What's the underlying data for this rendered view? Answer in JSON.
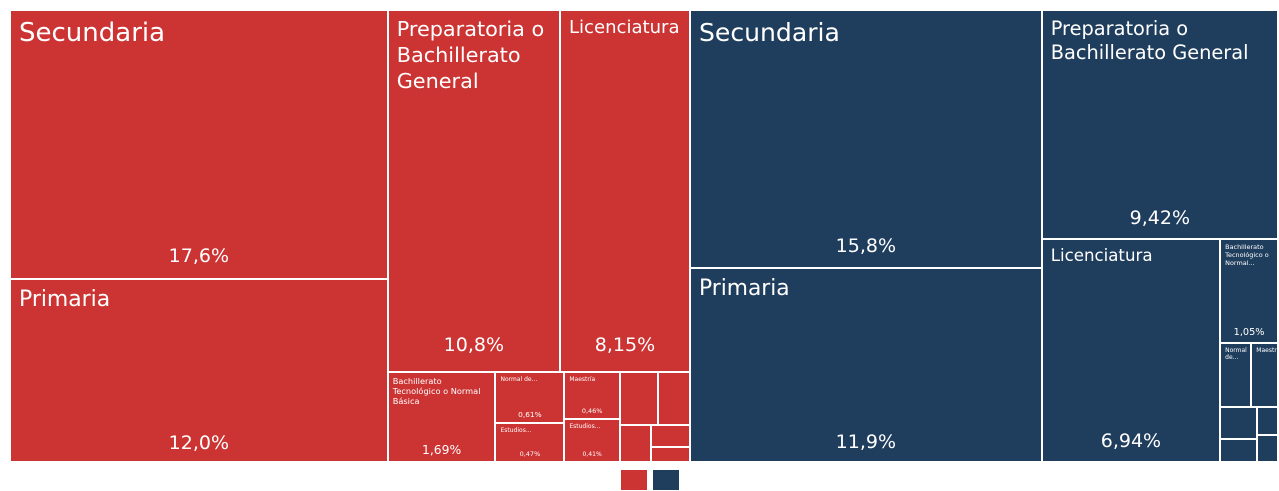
{
  "chart_data": {
    "type": "treemap",
    "series": [
      {
        "color": "#cc3333",
        "names": [
          "Secundaria",
          "Primaria",
          "Preparatoria o Bachillerato General",
          "Licenciatura",
          "Bachillerato Tecnológico o Normal Básica",
          "Normal de...",
          "Estudios...",
          "Maestría",
          "Estudios...",
          null,
          null,
          null,
          null,
          null
        ],
        "values": [
          17.6,
          12.0,
          10.8,
          8.15,
          1.69,
          0.61,
          0.47,
          0.46,
          0.41,
          0.35,
          0.3,
          0.2,
          0.15,
          0.1
        ],
        "value_labels": [
          "17,6%",
          "12,0%",
          "10,8%",
          "8,15%",
          "1,69%",
          "0,61%",
          "0,47%",
          "0,46%",
          "0,41%",
          null,
          null,
          null,
          null,
          null
        ]
      },
      {
        "color": "#1f3d5c",
        "names": [
          "Secundaria",
          "Primaria",
          "Preparatoria o Bachillerato General",
          "Licenciatura",
          "Bachillerato Tecnológico o Normal...",
          "Normal de...",
          "Maestría",
          null,
          null,
          null,
          null
        ],
        "values": [
          15.8,
          11.9,
          9.42,
          6.94,
          1.05,
          0.35,
          0.3,
          0.2,
          0.15,
          0.1,
          0.1
        ],
        "value_labels": [
          "15,8%",
          "11,9%",
          "9,42%",
          "6,94%",
          "1,05%",
          null,
          null,
          null,
          null,
          null,
          null
        ]
      }
    ]
  }
}
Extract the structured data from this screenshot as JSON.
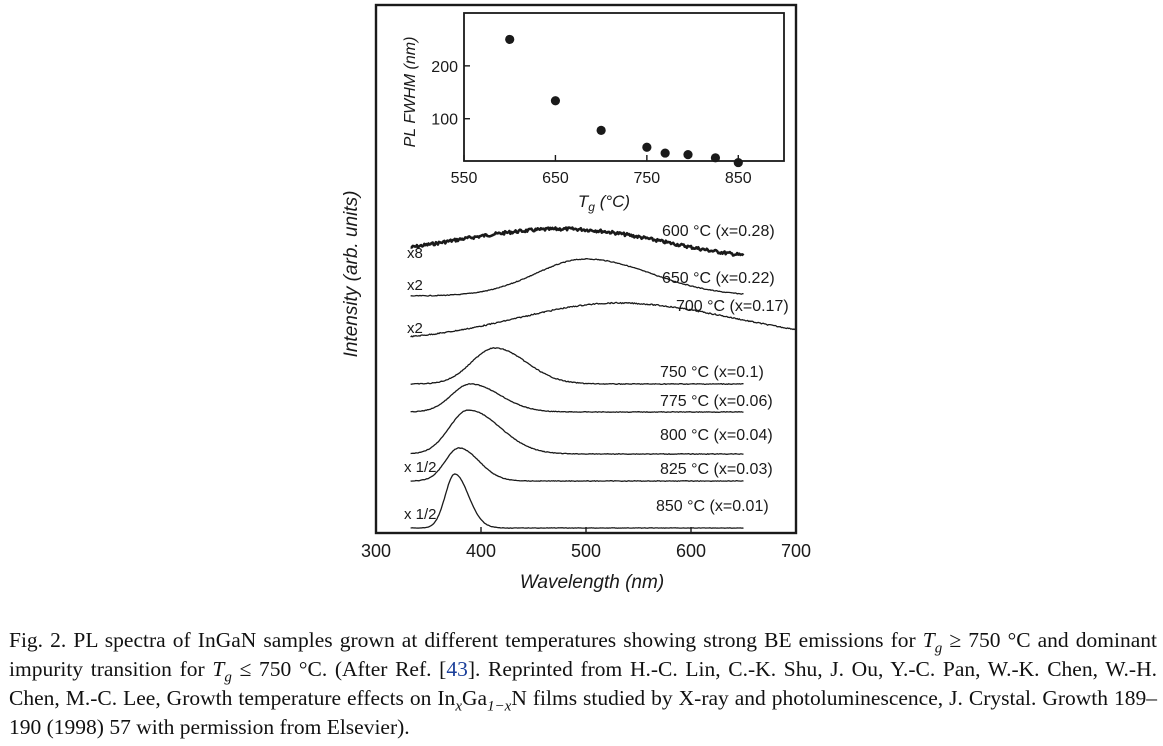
{
  "colors": {
    "ink": "#1a1a1a",
    "ref_link": "#1b3f9a"
  },
  "chart_data": [
    {
      "type": "scatter",
      "xlabel": "T_g (°C)",
      "ylabel": "PL FWHM (nm)",
      "xlim": [
        550,
        900
      ],
      "ylim": [
        20,
        300
      ],
      "x_ticks": [
        "550",
        "650",
        "750",
        "850"
      ],
      "y_ticks": [
        "100",
        "200"
      ],
      "x": [
        600,
        650,
        700,
        750,
        770,
        795,
        825,
        850
      ],
      "y": [
        250,
        134,
        78,
        46,
        35,
        32,
        26,
        17
      ]
    },
    {
      "type": "line",
      "xlabel": "Wavelength (nm)",
      "ylabel": "Intensity (arb. units)",
      "xlim": [
        300,
        700
      ],
      "x_ticks": [
        "300",
        "400",
        "500",
        "600",
        "700"
      ],
      "grid": false,
      "series": [
        {
          "name": "600 °C (x=0.28)",
          "scale": "x8",
          "peak_nm": 480,
          "x_start": 333,
          "x_end": 650
        },
        {
          "name": "650 °C (x=0.22)",
          "scale": "x2",
          "peak_nm": 500,
          "x_start": 333,
          "x_end": 650
        },
        {
          "name": "700 °C (x=0.17)",
          "scale": "x2",
          "peak_nm": 530,
          "x_start": 333,
          "x_end": 700
        },
        {
          "name": "750 °C (x=0.1)",
          "scale": "",
          "peak_nm": 413,
          "x_start": 333,
          "x_end": 650
        },
        {
          "name": "775 °C (x=0.06)",
          "scale": "",
          "peak_nm": 390,
          "x_start": 333,
          "x_end": 650
        },
        {
          "name": "800 °C (x=0.04)",
          "scale": "",
          "peak_nm": 388,
          "x_start": 333,
          "x_end": 650
        },
        {
          "name": "825 °C (x=0.03)",
          "scale": "x 1/2",
          "peak_nm": 379,
          "x_start": 333,
          "x_end": 650
        },
        {
          "name": "850 °C (x=0.01)",
          "scale": "x 1/2",
          "peak_nm": 375,
          "x_start": 333,
          "x_end": 650
        }
      ]
    }
  ],
  "caption": {
    "fig_label": "Fig. 2.",
    "t1": " PL spectra of InGaN samples grown at different temperatures showing strong BE emissions for ",
    "tg": "T",
    "tg_sub": "g",
    "t2": " ≥ 750 °C and dominant impurity transition for ",
    "t3": " ≤ 750 °C. (After Ref. [",
    "ref": "43",
    "t4": "]. Reprinted from H.-C. Lin, C.-K. Shu, J. Ou, Y.-C. Pan, W.-K. Chen, W.-H. Chen, M.-C. Lee, Growth temperature effects on In",
    "sub_x": "x",
    "ga": "Ga",
    "sub_1mx": "1−x",
    "t5": "N films studied by X-ray and photoluminescence, J. Crystal. Growth 189–190 (1998) 57 with permission from Elsevier)."
  }
}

### TASK REQUIREMENTS
Reproduce the entries above exactly. Do not include the images.

### SOLUTION TO THE PROBLEM
What's the underlying data for this rendered view? Answer in JSON.
{
  "chart_data": {
    "type": "treemap",
    "series": [
      {
        "color": "#cc3333",
        "names": [
          "Secundaria",
          "Primaria",
          "Preparatoria o Bachillerato General",
          "Licenciatura",
          "Bachillerato Tecnológico o Normal Básica",
          "Normal de...",
          "Estudios...",
          "Maestría",
          "Estudios...",
          null,
          null,
          null,
          null,
          null
        ],
        "values": [
          17.6,
          12.0,
          10.8,
          8.15,
          1.69,
          0.61,
          0.47,
          0.46,
          0.41,
          0.35,
          0.3,
          0.2,
          0.15,
          0.1
        ],
        "value_labels": [
          "17,6%",
          "12,0%",
          "10,8%",
          "8,15%",
          "1,69%",
          "0,61%",
          "0,47%",
          "0,46%",
          "0,41%",
          null,
          null,
          null,
          null,
          null
        ]
      },
      {
        "color": "#1f3d5c",
        "names": [
          "Secundaria",
          "Primaria",
          "Preparatoria o Bachillerato General",
          "Licenciatura",
          "Bachillerato Tecnológico o Normal...",
          "Normal de...",
          "Maestría",
          null,
          null,
          null,
          null
        ],
        "values": [
          15.8,
          11.9,
          9.42,
          6.94,
          1.05,
          0.35,
          0.3,
          0.2,
          0.15,
          0.1,
          0.1
        ],
        "value_labels": [
          "15,8%",
          "11,9%",
          "9,42%",
          "6,94%",
          "1,05%",
          null,
          null,
          null,
          null,
          null,
          null
        ]
      }
    ]
  }
}
Extract the structured data from this screenshot as JSON.
{
  "colors": {
    "ink": "#1a1a1a",
    "ref_link": "#1b3f9a"
  },
  "chart_data": [
    {
      "type": "scatter",
      "xlabel": "T_g (°C)",
      "ylabel": "PL FWHM (nm)",
      "xlim": [
        550,
        900
      ],
      "ylim": [
        20,
        300
      ],
      "x_ticks": [
        "550",
        "650",
        "750",
        "850"
      ],
      "y_ticks": [
        "100",
        "200"
      ],
      "x": [
        600,
        650,
        700,
        750,
        770,
        795,
        825,
        850
      ],
      "y": [
        250,
        134,
        78,
        46,
        35,
        32,
        26,
        17
      ]
    },
    {
      "type": "line",
      "xlabel": "Wavelength (nm)",
      "ylabel": "Intensity (arb. units)",
      "xlim": [
        300,
        700
      ],
      "x_ticks": [
        "300",
        "400",
        "500",
        "600",
        "700"
      ],
      "grid": false,
      "series": [
        {
          "name": "600 °C (x=0.28)",
          "scale": "x8",
          "peak_nm": 480,
          "x_start": 333,
          "x_end": 650
        },
        {
          "name": "650 °C (x=0.22)",
          "scale": "x2",
          "peak_nm": 500,
          "x_start": 333,
          "x_end": 650
        },
        {
          "name": "700 °C (x=0.17)",
          "scale": "x2",
          "peak_nm": 530,
          "x_start": 333,
          "x_end": 700
        },
        {
          "name": "750 °C (x=0.1)",
          "scale": "",
          "peak_nm": 413,
          "x_start": 333,
          "x_end": 650
        },
        {
          "name": "775 °C (x=0.06)",
          "scale": "",
          "peak_nm": 390,
          "x_start": 333,
          "x_end": 650
        },
        {
          "name": "800 °C (x=0.04)",
          "scale": "",
          "peak_nm": 388,
          "x_start": 333,
          "x_end": 650
        },
        {
          "name": "825 °C (x=0.03)",
          "scale": "x 1/2",
          "peak_nm": 379,
          "x_start": 333,
          "x_end": 650
        },
        {
          "name": "850 °C (x=0.01)",
          "scale": "x 1/2",
          "peak_nm": 375,
          "x_start": 333,
          "x_end": 650
        }
      ]
    }
  ],
  "caption": {
    "fig_label": "Fig. 2.",
    "t1": " PL spectra of InGaN samples grown at different temperatures showing strong BE emissions for ",
    "tg": "T",
    "tg_sub": "g",
    "t2": " ≥ 750 °C and dominant impurity transition for ",
    "t3": " ≤ 750 °C. (After Ref. [",
    "ref": "43",
    "t4": "]. Reprinted from H.-C. Lin, C.-K. Shu, J. Ou, Y.-C. Pan, W.-K. Chen, W.-H. Chen, M.-C. Lee, Growth temperature effects on In",
    "sub_x": "x",
    "ga": "Ga",
    "sub_1mx": "1−x",
    "t5": "N films studied by X-ray and photoluminescence, J. Crystal. Growth 189–190 (1998) 57 with permission from Elsevier)."
  }
}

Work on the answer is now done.